Wenn man es sich vorgenommen hat, in Japan zu arbeiten – ein Land mit einer sehr einzigartigen und intensiven Arbeitskultur – wäre es hier auch ein riesiger Vorteil, erst eine schulische Laufbahn einzuschlagen, bevor man arbeitet. Das japanische Schulsystem kennen zu lernen, wird einen auf die japanische Arbeitswelt vorbereiten.
Natürlich ist es auch wichtig zu beachten, was man in einem College nicht lernen kann, wenn man die Entscheidung fällt, eines zu besuchen. Besonders in Bunka ist es schwer, weiterhin Kontrolle über die eigene Kreativität aufrechtzuerhalten, findet Domi, da sie technische Perfektion in den ersten Jahren sehr hoch schätzen. Aber einen natürlichen Flair zu haben und einen inspirierenden Look zu pflegen, kann für Modestudenten auch eine Herausforderung sein. „Einige Leute haben einfach einen Stil wo man weiß, dass sie cool sind und Leute ihnen folgen werden. Während andere, auch wenn sie an Mode interessiert sind, nicht denselben Flair haben. Ich finde das wirklich schwer.“
Was wenn man nicht genug Stil hat? Kann eine geläufige Angst sein, doch zur selben Zeit ist das Modestudium, wie wir bereits gesagt haben, nicht nur für zukünftige Designer. Es gibt noch viele andere technisch anspruchsvolle Fertigkeiten, die man für seine Karriere gebrauchen kann. Aber erst muss man sie sich aneignen!
„Unser Lehrer hat dieses eine Mädchen aufgerufen, um ihr Kleid zu zeigen [das sie gerade macht]. Sie hat die Stiche nicht gemocht, da sie nicht super gerade waren, also nahm sie eine kleine Schere zu Hand, hat die Klasse rüber gerufen und alles zerschnitten.“
Selbstverständlich ist die strenge Vorgehensweise vieler kreativer Bildungsinstitute auf der Welt nicht jedem seine Sache – aber man muss zugeben, dass sie ihren Zweck erfüllt!

Auch wenn für viele die größte Sorge die finanziellen Mittel sind, um in einer Bildungseinrichtung wie Bunka zu studieren – und wir wollen diese Sorge nicht im Geringsten herunterspielen – der Sinn dieses Artikels ist zu zeigen, dass die Lösung viel breitgefächerter sein kann, wenn auch das Problem als typisch Schwarz-Weiß erscheint.

*AUFGABE*. Was wird laut dem Text über das Modestudium in Japan an Bunka in den ersten Jahren sehr hoch geschätzt?

*AUFGELISTETE DATENSÄTZE*.
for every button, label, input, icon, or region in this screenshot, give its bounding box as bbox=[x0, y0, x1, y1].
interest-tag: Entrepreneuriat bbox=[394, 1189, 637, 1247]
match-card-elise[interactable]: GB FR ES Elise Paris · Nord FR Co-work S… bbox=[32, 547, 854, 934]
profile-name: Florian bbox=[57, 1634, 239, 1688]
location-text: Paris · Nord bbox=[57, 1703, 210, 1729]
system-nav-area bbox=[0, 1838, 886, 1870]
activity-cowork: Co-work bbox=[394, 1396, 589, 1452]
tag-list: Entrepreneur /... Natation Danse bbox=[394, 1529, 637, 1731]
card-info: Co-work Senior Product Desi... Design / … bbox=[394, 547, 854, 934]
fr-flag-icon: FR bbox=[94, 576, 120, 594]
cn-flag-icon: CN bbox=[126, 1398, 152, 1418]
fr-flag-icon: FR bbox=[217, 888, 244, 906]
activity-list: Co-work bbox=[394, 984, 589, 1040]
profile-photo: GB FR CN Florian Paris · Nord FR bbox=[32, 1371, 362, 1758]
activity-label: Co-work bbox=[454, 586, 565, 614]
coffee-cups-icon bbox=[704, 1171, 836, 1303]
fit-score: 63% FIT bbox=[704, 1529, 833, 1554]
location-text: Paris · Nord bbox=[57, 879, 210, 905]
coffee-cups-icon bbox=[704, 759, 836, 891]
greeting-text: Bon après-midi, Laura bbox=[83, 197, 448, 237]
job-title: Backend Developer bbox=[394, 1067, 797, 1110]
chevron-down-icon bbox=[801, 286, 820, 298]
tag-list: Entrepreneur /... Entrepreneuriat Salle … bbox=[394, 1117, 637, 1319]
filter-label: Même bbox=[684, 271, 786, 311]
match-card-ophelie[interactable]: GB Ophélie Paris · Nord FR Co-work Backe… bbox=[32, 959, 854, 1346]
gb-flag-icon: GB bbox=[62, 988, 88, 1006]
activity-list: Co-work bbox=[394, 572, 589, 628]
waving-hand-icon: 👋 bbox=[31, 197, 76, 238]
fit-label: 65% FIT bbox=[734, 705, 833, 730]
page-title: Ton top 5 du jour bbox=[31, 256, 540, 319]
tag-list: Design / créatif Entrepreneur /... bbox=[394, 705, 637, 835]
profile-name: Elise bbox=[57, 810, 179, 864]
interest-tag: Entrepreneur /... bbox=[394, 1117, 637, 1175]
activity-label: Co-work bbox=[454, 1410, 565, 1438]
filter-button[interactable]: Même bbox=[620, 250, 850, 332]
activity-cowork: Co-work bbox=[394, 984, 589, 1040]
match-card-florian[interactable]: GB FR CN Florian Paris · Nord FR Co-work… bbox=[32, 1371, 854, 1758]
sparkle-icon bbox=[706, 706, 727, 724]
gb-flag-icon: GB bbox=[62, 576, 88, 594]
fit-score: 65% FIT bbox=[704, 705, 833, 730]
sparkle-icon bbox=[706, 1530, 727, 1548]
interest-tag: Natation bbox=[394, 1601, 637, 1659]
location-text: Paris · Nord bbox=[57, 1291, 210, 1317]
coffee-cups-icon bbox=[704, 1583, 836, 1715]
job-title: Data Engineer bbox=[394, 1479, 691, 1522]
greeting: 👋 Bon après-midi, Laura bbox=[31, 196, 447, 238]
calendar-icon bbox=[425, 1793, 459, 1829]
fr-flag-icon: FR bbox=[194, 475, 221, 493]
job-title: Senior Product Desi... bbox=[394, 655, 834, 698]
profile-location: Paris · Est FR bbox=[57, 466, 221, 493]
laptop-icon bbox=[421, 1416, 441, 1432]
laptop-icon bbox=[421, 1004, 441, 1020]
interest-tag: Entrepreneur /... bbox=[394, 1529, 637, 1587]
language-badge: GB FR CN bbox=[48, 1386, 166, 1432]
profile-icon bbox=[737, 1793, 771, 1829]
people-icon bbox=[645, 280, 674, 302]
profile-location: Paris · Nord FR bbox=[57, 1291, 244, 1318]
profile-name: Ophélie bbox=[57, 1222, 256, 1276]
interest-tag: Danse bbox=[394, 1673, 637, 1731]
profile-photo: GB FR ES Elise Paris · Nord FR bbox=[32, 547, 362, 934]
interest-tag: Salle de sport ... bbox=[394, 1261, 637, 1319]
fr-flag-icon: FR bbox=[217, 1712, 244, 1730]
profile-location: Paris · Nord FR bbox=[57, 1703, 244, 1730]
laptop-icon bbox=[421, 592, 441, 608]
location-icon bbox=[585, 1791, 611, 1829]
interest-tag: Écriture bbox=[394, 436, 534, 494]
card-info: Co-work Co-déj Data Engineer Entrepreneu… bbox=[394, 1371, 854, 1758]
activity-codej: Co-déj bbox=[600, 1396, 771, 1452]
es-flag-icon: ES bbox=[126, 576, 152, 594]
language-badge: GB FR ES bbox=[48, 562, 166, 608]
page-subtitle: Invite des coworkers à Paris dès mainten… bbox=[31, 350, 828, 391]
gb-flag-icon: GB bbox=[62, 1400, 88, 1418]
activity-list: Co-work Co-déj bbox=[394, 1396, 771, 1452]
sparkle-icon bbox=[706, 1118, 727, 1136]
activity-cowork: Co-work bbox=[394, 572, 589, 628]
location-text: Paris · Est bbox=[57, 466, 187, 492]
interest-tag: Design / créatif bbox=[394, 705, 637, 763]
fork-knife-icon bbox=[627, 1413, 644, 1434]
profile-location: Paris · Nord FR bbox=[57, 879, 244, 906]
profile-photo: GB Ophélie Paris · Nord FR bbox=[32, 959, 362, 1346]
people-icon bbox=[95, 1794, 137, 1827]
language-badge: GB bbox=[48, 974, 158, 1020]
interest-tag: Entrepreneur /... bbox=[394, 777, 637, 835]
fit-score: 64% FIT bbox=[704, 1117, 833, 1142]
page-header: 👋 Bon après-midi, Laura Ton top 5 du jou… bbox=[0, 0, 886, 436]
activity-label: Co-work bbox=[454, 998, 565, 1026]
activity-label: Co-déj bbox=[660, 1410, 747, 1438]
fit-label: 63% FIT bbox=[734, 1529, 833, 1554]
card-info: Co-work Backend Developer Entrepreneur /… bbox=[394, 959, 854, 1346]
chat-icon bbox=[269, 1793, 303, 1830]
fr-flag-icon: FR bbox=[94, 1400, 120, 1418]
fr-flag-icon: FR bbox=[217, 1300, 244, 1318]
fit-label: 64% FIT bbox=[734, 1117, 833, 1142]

*LÖSUNG*. Technische Perfektion.